> [REQUIRED TASK]: Write the records below out again exactly as given, with no images.

---

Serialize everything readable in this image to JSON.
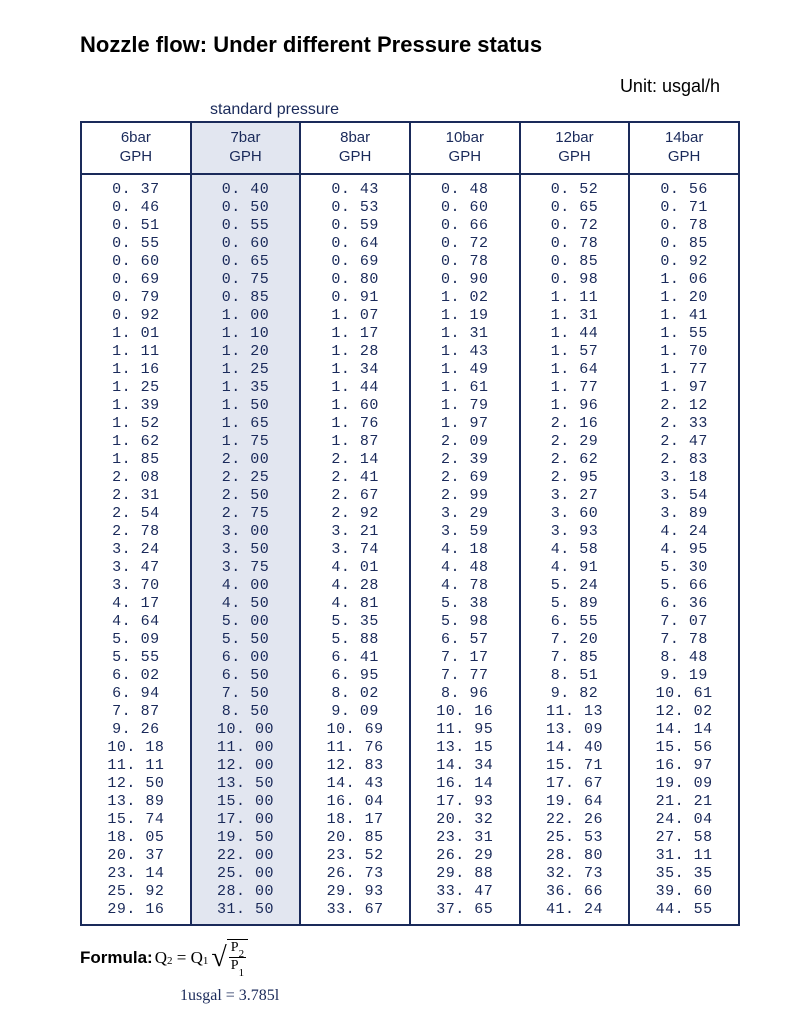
{
  "title": "Nozzle flow: Under different Pressure status",
  "unit_label": "Unit: usgal/h",
  "standard_pressure_label": "standard pressure",
  "formula_label": "Formula:",
  "formula": {
    "lhs": "Q",
    "lhs_sub": "2",
    "q1": "Q",
    "q1_sub": "1",
    "num": "P",
    "num_sub": "2",
    "den": "P",
    "den_sub": "1"
  },
  "conversion": "1usgal = 3.785l",
  "table": {
    "highlight_col_index": 1,
    "highlight_bg": "#e2e6f0",
    "border_color": "#1a2a5a",
    "text_color": "#1a2a5a",
    "headers": [
      {
        "bar": "6bar",
        "unit": "GPH"
      },
      {
        "bar": "7bar",
        "unit": "GPH"
      },
      {
        "bar": "8bar",
        "unit": "GPH"
      },
      {
        "bar": "10bar",
        "unit": "GPH"
      },
      {
        "bar": "12bar",
        "unit": "GPH"
      },
      {
        "bar": "14bar",
        "unit": "GPH"
      }
    ],
    "rows": [
      [
        "0.37",
        "0.40",
        "0.43",
        "0.48",
        "0.52",
        "0.56"
      ],
      [
        "0.46",
        "0.50",
        "0.53",
        "0.60",
        "0.65",
        "0.71"
      ],
      [
        "0.51",
        "0.55",
        "0.59",
        "0.66",
        "0.72",
        "0.78"
      ],
      [
        "0.55",
        "0.60",
        "0.64",
        "0.72",
        "0.78",
        "0.85"
      ],
      [
        "0.60",
        "0.65",
        "0.69",
        "0.78",
        "0.85",
        "0.92"
      ],
      [
        "0.69",
        "0.75",
        "0.80",
        "0.90",
        "0.98",
        "1.06"
      ],
      [
        "0.79",
        "0.85",
        "0.91",
        "1.02",
        "1.11",
        "1.20"
      ],
      [
        "0.92",
        "1.00",
        "1.07",
        "1.19",
        "1.31",
        "1.41"
      ],
      [
        "1.01",
        "1.10",
        "1.17",
        "1.31",
        "1.44",
        "1.55"
      ],
      [
        "1.11",
        "1.20",
        "1.28",
        "1.43",
        "1.57",
        "1.70"
      ],
      [
        "1.16",
        "1.25",
        "1.34",
        "1.49",
        "1.64",
        "1.77"
      ],
      [
        "1.25",
        "1.35",
        "1.44",
        "1.61",
        "1.77",
        "1.97"
      ],
      [
        "1.39",
        "1.50",
        "1.60",
        "1.79",
        "1.96",
        "2.12"
      ],
      [
        "1.52",
        "1.65",
        "1.76",
        "1.97",
        "2.16",
        "2.33"
      ],
      [
        "1.62",
        "1.75",
        "1.87",
        "2.09",
        "2.29",
        "2.47"
      ],
      [
        "1.85",
        "2.00",
        "2.14",
        "2.39",
        "2.62",
        "2.83"
      ],
      [
        "2.08",
        "2.25",
        "2.41",
        "2.69",
        "2.95",
        "3.18"
      ],
      [
        "2.31",
        "2.50",
        "2.67",
        "2.99",
        "3.27",
        "3.54"
      ],
      [
        "2.54",
        "2.75",
        "2.92",
        "3.29",
        "3.60",
        "3.89"
      ],
      [
        "2.78",
        "3.00",
        "3.21",
        "3.59",
        "3.93",
        "4.24"
      ],
      [
        "3.24",
        "3.50",
        "3.74",
        "4.18",
        "4.58",
        "4.95"
      ],
      [
        "3.47",
        "3.75",
        "4.01",
        "4.48",
        "4.91",
        "5.30"
      ],
      [
        "3.70",
        "4.00",
        "4.28",
        "4.78",
        "5.24",
        "5.66"
      ],
      [
        "4.17",
        "4.50",
        "4.81",
        "5.38",
        "5.89",
        "6.36"
      ],
      [
        "4.64",
        "5.00",
        "5.35",
        "5.98",
        "6.55",
        "7.07"
      ],
      [
        "5.09",
        "5.50",
        "5.88",
        "6.57",
        "7.20",
        "7.78"
      ],
      [
        "5.55",
        "6.00",
        "6.41",
        "7.17",
        "7.85",
        "8.48"
      ],
      [
        "6.02",
        "6.50",
        "6.95",
        "7.77",
        "8.51",
        "9.19"
      ],
      [
        "6.94",
        "7.50",
        "8.02",
        "8.96",
        "9.82",
        "10.61"
      ],
      [
        "7.87",
        "8.50",
        "9.09",
        "10.16",
        "11.13",
        "12.02"
      ],
      [
        "9.26",
        "10.00",
        "10.69",
        "11.95",
        "13.09",
        "14.14"
      ],
      [
        "10.18",
        "11.00",
        "11.76",
        "13.15",
        "14.40",
        "15.56"
      ],
      [
        "11.11",
        "12.00",
        "12.83",
        "14.34",
        "15.71",
        "16.97"
      ],
      [
        "12.50",
        "13.50",
        "14.43",
        "16.14",
        "17.67",
        "19.09"
      ],
      [
        "13.89",
        "15.00",
        "16.04",
        "17.93",
        "19.64",
        "21.21"
      ],
      [
        "15.74",
        "17.00",
        "18.17",
        "20.32",
        "22.26",
        "24.04"
      ],
      [
        "18.05",
        "19.50",
        "20.85",
        "23.31",
        "25.53",
        "27.58"
      ],
      [
        "20.37",
        "22.00",
        "23.52",
        "26.29",
        "28.80",
        "31.11"
      ],
      [
        "23.14",
        "25.00",
        "26.73",
        "29.88",
        "32.73",
        "35.35"
      ],
      [
        "25.92",
        "28.00",
        "29.93",
        "33.47",
        "36.66",
        "39.60"
      ],
      [
        "29.16",
        "31.50",
        "33.67",
        "37.65",
        "41.24",
        "44.55"
      ]
    ]
  }
}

---

> [RESULT OF THIS TASK]:
Serialize everything readable in this image to JSON.
{
  "title": "Nozzle flow: Under different Pressure status",
  "unit_label": "Unit: usgal/h",
  "standard_pressure_label": "standard pressure",
  "formula_label": "Formula:",
  "formula": {
    "lhs": "Q",
    "lhs_sub": "2",
    "q1": "Q",
    "q1_sub": "1",
    "num": "P",
    "num_sub": "2",
    "den": "P",
    "den_sub": "1"
  },
  "conversion": "1usgal = 3.785l",
  "table": {
    "highlight_col_index": 1,
    "highlight_bg": "#e2e6f0",
    "border_color": "#1a2a5a",
    "text_color": "#1a2a5a",
    "headers": [
      {
        "bar": "6bar",
        "unit": "GPH"
      },
      {
        "bar": "7bar",
        "unit": "GPH"
      },
      {
        "bar": "8bar",
        "unit": "GPH"
      },
      {
        "bar": "10bar",
        "unit": "GPH"
      },
      {
        "bar": "12bar",
        "unit": "GPH"
      },
      {
        "bar": "14bar",
        "unit": "GPH"
      }
    ],
    "rows": [
      [
        "0.37",
        "0.40",
        "0.43",
        "0.48",
        "0.52",
        "0.56"
      ],
      [
        "0.46",
        "0.50",
        "0.53",
        "0.60",
        "0.65",
        "0.71"
      ],
      [
        "0.51",
        "0.55",
        "0.59",
        "0.66",
        "0.72",
        "0.78"
      ],
      [
        "0.55",
        "0.60",
        "0.64",
        "0.72",
        "0.78",
        "0.85"
      ],
      [
        "0.60",
        "0.65",
        "0.69",
        "0.78",
        "0.85",
        "0.92"
      ],
      [
        "0.69",
        "0.75",
        "0.80",
        "0.90",
        "0.98",
        "1.06"
      ],
      [
        "0.79",
        "0.85",
        "0.91",
        "1.02",
        "1.11",
        "1.20"
      ],
      [
        "0.92",
        "1.00",
        "1.07",
        "1.19",
        "1.31",
        "1.41"
      ],
      [
        "1.01",
        "1.10",
        "1.17",
        "1.31",
        "1.44",
        "1.55"
      ],
      [
        "1.11",
        "1.20",
        "1.28",
        "1.43",
        "1.57",
        "1.70"
      ],
      [
        "1.16",
        "1.25",
        "1.34",
        "1.49",
        "1.64",
        "1.77"
      ],
      [
        "1.25",
        "1.35",
        "1.44",
        "1.61",
        "1.77",
        "1.97"
      ],
      [
        "1.39",
        "1.50",
        "1.60",
        "1.79",
        "1.96",
        "2.12"
      ],
      [
        "1.52",
        "1.65",
        "1.76",
        "1.97",
        "2.16",
        "2.33"
      ],
      [
        "1.62",
        "1.75",
        "1.87",
        "2.09",
        "2.29",
        "2.47"
      ],
      [
        "1.85",
        "2.00",
        "2.14",
        "2.39",
        "2.62",
        "2.83"
      ],
      [
        "2.08",
        "2.25",
        "2.41",
        "2.69",
        "2.95",
        "3.18"
      ],
      [
        "2.31",
        "2.50",
        "2.67",
        "2.99",
        "3.27",
        "3.54"
      ],
      [
        "2.54",
        "2.75",
        "2.92",
        "3.29",
        "3.60",
        "3.89"
      ],
      [
        "2.78",
        "3.00",
        "3.21",
        "3.59",
        "3.93",
        "4.24"
      ],
      [
        "3.24",
        "3.50",
        "3.74",
        "4.18",
        "4.58",
        "4.95"
      ],
      [
        "3.47",
        "3.75",
        "4.01",
        "4.48",
        "4.91",
        "5.30"
      ],
      [
        "3.70",
        "4.00",
        "4.28",
        "4.78",
        "5.24",
        "5.66"
      ],
      [
        "4.17",
        "4.50",
        "4.81",
        "5.38",
        "5.89",
        "6.36"
      ],
      [
        "4.64",
        "5.00",
        "5.35",
        "5.98",
        "6.55",
        "7.07"
      ],
      [
        "5.09",
        "5.50",
        "5.88",
        "6.57",
        "7.20",
        "7.78"
      ],
      [
        "5.55",
        "6.00",
        "6.41",
        "7.17",
        "7.85",
        "8.48"
      ],
      [
        "6.02",
        "6.50",
        "6.95",
        "7.77",
        "8.51",
        "9.19"
      ],
      [
        "6.94",
        "7.50",
        "8.02",
        "8.96",
        "9.82",
        "10.61"
      ],
      [
        "7.87",
        "8.50",
        "9.09",
        "10.16",
        "11.13",
        "12.02"
      ],
      [
        "9.26",
        "10.00",
        "10.69",
        "11.95",
        "13.09",
        "14.14"
      ],
      [
        "10.18",
        "11.00",
        "11.76",
        "13.15",
        "14.40",
        "15.56"
      ],
      [
        "11.11",
        "12.00",
        "12.83",
        "14.34",
        "15.71",
        "16.97"
      ],
      [
        "12.50",
        "13.50",
        "14.43",
        "16.14",
        "17.67",
        "19.09"
      ],
      [
        "13.89",
        "15.00",
        "16.04",
        "17.93",
        "19.64",
        "21.21"
      ],
      [
        "15.74",
        "17.00",
        "18.17",
        "20.32",
        "22.26",
        "24.04"
      ],
      [
        "18.05",
        "19.50",
        "20.85",
        "23.31",
        "25.53",
        "27.58"
      ],
      [
        "20.37",
        "22.00",
        "23.52",
        "26.29",
        "28.80",
        "31.11"
      ],
      [
        "23.14",
        "25.00",
        "26.73",
        "29.88",
        "32.73",
        "35.35"
      ],
      [
        "25.92",
        "28.00",
        "29.93",
        "33.47",
        "36.66",
        "39.60"
      ],
      [
        "29.16",
        "31.50",
        "33.67",
        "37.65",
        "41.24",
        "44.55"
      ]
    ]
  }
}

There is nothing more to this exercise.